| Task to complete |
The records below are to be transcribed exactly as they appear.

| Data for the task |

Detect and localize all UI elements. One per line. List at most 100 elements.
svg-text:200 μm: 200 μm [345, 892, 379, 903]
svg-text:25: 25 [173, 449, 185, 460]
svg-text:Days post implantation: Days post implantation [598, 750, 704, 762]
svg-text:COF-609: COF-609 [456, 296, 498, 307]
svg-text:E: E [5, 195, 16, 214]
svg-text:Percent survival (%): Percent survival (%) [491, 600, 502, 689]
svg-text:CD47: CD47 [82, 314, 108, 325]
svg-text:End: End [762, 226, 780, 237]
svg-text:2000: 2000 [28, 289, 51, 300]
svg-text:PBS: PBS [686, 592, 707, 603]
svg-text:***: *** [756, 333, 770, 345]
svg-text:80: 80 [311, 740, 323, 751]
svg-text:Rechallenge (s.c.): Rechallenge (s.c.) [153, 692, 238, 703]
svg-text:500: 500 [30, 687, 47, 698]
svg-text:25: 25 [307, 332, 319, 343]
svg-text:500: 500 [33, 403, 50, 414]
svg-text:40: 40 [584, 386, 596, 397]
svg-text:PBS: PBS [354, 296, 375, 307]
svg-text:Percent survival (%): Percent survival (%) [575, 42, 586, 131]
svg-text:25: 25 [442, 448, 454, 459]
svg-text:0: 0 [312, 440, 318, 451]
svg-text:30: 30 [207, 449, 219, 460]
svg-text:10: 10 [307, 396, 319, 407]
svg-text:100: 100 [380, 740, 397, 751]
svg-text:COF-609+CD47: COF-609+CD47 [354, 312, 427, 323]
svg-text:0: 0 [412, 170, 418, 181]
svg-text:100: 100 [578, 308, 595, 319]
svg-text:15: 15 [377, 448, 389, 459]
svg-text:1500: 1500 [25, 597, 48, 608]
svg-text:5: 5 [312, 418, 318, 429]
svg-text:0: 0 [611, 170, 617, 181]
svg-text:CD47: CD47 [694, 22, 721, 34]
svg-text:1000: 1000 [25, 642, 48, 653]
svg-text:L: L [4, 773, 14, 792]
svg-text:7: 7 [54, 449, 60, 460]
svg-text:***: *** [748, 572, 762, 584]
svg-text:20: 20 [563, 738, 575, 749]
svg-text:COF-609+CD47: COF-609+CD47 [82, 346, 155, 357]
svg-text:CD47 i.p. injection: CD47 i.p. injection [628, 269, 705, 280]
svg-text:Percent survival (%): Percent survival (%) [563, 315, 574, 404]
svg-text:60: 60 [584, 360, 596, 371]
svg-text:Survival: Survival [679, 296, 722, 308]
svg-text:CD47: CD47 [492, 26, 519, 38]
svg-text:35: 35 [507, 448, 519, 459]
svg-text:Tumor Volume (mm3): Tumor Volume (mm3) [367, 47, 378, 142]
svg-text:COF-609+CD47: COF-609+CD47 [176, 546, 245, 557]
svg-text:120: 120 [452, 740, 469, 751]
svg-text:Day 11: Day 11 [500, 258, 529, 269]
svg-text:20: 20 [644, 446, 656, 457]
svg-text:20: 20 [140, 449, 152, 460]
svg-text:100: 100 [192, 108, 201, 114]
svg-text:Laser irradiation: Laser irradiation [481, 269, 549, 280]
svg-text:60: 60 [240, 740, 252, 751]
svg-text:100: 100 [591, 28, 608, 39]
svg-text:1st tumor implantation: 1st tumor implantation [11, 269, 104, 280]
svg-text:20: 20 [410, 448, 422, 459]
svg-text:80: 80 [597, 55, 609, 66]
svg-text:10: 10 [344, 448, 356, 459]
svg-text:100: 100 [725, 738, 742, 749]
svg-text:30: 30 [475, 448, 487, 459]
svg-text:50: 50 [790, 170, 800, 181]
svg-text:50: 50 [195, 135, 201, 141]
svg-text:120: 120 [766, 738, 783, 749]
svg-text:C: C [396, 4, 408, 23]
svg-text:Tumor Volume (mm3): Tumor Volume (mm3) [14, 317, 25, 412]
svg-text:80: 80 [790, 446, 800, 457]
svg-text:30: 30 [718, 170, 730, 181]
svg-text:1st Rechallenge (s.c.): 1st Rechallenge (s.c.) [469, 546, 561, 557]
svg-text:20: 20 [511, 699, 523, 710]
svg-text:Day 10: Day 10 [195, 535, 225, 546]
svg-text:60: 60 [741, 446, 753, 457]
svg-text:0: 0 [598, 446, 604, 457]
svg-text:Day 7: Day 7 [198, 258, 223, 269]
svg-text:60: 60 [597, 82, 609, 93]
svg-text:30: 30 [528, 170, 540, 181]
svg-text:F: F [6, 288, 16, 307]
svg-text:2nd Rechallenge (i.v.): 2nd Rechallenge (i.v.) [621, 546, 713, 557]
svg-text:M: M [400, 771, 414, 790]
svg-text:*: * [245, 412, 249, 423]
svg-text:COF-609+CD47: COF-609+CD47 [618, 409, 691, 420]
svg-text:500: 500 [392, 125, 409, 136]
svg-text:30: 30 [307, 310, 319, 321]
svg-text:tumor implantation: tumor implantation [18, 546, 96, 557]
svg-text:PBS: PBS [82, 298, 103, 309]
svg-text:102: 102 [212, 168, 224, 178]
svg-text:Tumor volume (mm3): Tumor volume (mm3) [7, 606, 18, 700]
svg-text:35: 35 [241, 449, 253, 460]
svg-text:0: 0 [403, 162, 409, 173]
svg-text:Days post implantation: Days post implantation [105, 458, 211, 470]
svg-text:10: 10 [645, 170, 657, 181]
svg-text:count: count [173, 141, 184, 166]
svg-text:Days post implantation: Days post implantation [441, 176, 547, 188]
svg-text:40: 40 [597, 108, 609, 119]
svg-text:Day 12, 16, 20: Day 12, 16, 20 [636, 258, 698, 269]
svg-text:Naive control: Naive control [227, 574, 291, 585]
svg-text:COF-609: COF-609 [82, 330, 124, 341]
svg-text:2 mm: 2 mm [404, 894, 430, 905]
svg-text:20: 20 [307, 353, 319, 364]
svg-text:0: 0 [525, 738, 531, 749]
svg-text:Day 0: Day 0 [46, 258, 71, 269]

| Finished exercise |
Detect and localize all UI elements. One per line. List at most 100 elements.
svg-text:200 μm: 200 μm [345, 892, 379, 903]
svg-text:25: 25 [173, 449, 185, 460]
svg-text:Days post implantation: Days post implantation [598, 750, 704, 762]
svg-text:COF-609: COF-609 [456, 296, 498, 307]
svg-text:E: E [5, 195, 16, 214]
svg-text:Percent survival (%): Percent survival (%) [491, 600, 502, 689]
svg-text:CD47: CD47 [82, 314, 108, 325]
svg-text:End: End [762, 226, 780, 237]
svg-text:2000: 2000 [28, 289, 51, 300]
svg-text:PBS: PBS [686, 592, 707, 603]
svg-text:***: *** [756, 333, 770, 345]
svg-text:80: 80 [311, 740, 323, 751]
svg-text:Rechallenge (s.c.): Rechallenge (s.c.) [153, 692, 238, 703]
svg-text:500: 500 [30, 687, 47, 698]
svg-text:25: 25 [307, 332, 319, 343]
svg-text:500: 500 [33, 403, 50, 414]
svg-text:40: 40 [584, 386, 596, 397]
svg-text:PBS: PBS [354, 296, 375, 307]
svg-text:Percent survival (%): Percent survival (%) [575, 42, 586, 131]
svg-text:25: 25 [442, 448, 454, 459]
svg-text:0: 0 [312, 440, 318, 451]
svg-text:30: 30 [207, 449, 219, 460]
svg-text:10: 10 [307, 396, 319, 407]
svg-text:100: 100 [380, 740, 397, 751]
svg-text:COF-609+CD47: COF-609+CD47 [354, 312, 427, 323]
svg-text:0: 0 [412, 170, 418, 181]
svg-text:100: 100 [578, 308, 595, 319]
svg-text:15: 15 [377, 448, 389, 459]
svg-text:1500: 1500 [25, 597, 48, 608]
svg-text:5: 5 [312, 418, 318, 429]
svg-text:0: 0 [611, 170, 617, 181]
svg-text:CD47: CD47 [694, 22, 721, 34]
svg-text:1000: 1000 [25, 642, 48, 653]
svg-text:L: L [4, 773, 14, 792]
svg-text:7: 7 [54, 449, 60, 460]
svg-text:***: *** [748, 572, 762, 584]
svg-text:20: 20 [563, 738, 575, 749]
svg-text:COF-609+CD47: COF-609+CD47 [82, 346, 155, 357]
svg-text:CD47 i.p. injection: CD47 i.p. injection [628, 269, 705, 280]
svg-text:Percent survival (%): Percent survival (%) [563, 315, 574, 404]
svg-text:60: 60 [584, 360, 596, 371]
svg-text:Survival: Survival [679, 296, 722, 308]
svg-text:CD47: CD47 [492, 26, 519, 38]
svg-text:35: 35 [507, 448, 519, 459]
svg-text:Tumor Volume (mm3): Tumor Volume (mm3) [367, 47, 378, 142]
svg-text:COF-609+CD47: COF-609+CD47 [176, 546, 245, 557]
svg-text:120: 120 [452, 740, 469, 751]
svg-text:Day 11: Day 11 [500, 258, 529, 269]
svg-text:20: 20 [644, 446, 656, 457]
svg-text:20: 20 [140, 449, 152, 460]
svg-text:100: 100 [192, 108, 201, 114]
svg-text:Laser irradiation: Laser irradiation [481, 269, 549, 280]
svg-text:60: 60 [240, 740, 252, 751]
svg-text:100: 100 [591, 28, 608, 39]
svg-text:1st tumor implantation: 1st tumor implantation [11, 269, 104, 280]
svg-text:20: 20 [410, 448, 422, 459]
svg-text:80: 80 [597, 55, 609, 66]
svg-text:10: 10 [344, 448, 356, 459]
svg-text:100: 100 [725, 738, 742, 749]
svg-text:30: 30 [475, 448, 487, 459]
svg-text:50: 50 [790, 170, 800, 181]
svg-text:50: 50 [195, 135, 201, 141]
svg-text:120: 120 [766, 738, 783, 749]
svg-text:C: C [396, 4, 408, 23]
svg-text:Tumor Volume (mm3): Tumor Volume (mm3) [14, 317, 25, 412]
svg-text:80: 80 [790, 446, 800, 457]
svg-text:30: 30 [718, 170, 730, 181]
svg-text:1st Rechallenge (s.c.): 1st Rechallenge (s.c.) [469, 546, 561, 557]
svg-text:20: 20 [511, 699, 523, 710]
svg-text:Day 10: Day 10 [195, 535, 225, 546]
svg-text:60: 60 [741, 446, 753, 457]
svg-text:0: 0 [598, 446, 604, 457]
svg-text:Day 7: Day 7 [198, 258, 223, 269]
svg-text:60: 60 [597, 82, 609, 93]
svg-text:30: 30 [528, 170, 540, 181]
svg-text:F: F [6, 288, 16, 307]
svg-text:2nd Rechallenge (i.v.): 2nd Rechallenge (i.v.) [621, 546, 713, 557]
svg-text:M: M [400, 771, 414, 790]
svg-text:*: * [245, 412, 249, 423]
svg-text:COF-609+CD47: COF-609+CD47 [618, 409, 691, 420]
svg-text:500: 500 [392, 125, 409, 136]
svg-text:30: 30 [307, 310, 319, 321]
svg-text:tumor implantation: tumor implantation [18, 546, 96, 557]
svg-text:PBS: PBS [82, 298, 103, 309]
svg-text:102: 102 [212, 168, 224, 178]
svg-text:Tumor volume (mm3): Tumor volume (mm3) [7, 606, 18, 700]
svg-text:35: 35 [241, 449, 253, 460]
svg-text:0: 0 [403, 162, 409, 173]
svg-text:Days post implantation: Days post implantation [105, 458, 211, 470]
svg-text:10: 10 [645, 170, 657, 181]
svg-text:count: count [173, 141, 184, 166]
svg-text:Days post implantation: Days post implantation [441, 176, 547, 188]
svg-text:40: 40 [597, 108, 609, 119]
svg-text:Day 12, 16, 20: Day 12, 16, 20 [636, 258, 698, 269]
svg-text:Naive control: Naive control [227, 574, 291, 585]
svg-text:COF-609: COF-609 [82, 330, 124, 341]
svg-text:2 mm: 2 mm [404, 894, 430, 905]
svg-text:20: 20 [307, 353, 319, 364]
svg-text:0: 0 [525, 738, 531, 749]
svg-text:Day 0: Day 0 [46, 258, 71, 269]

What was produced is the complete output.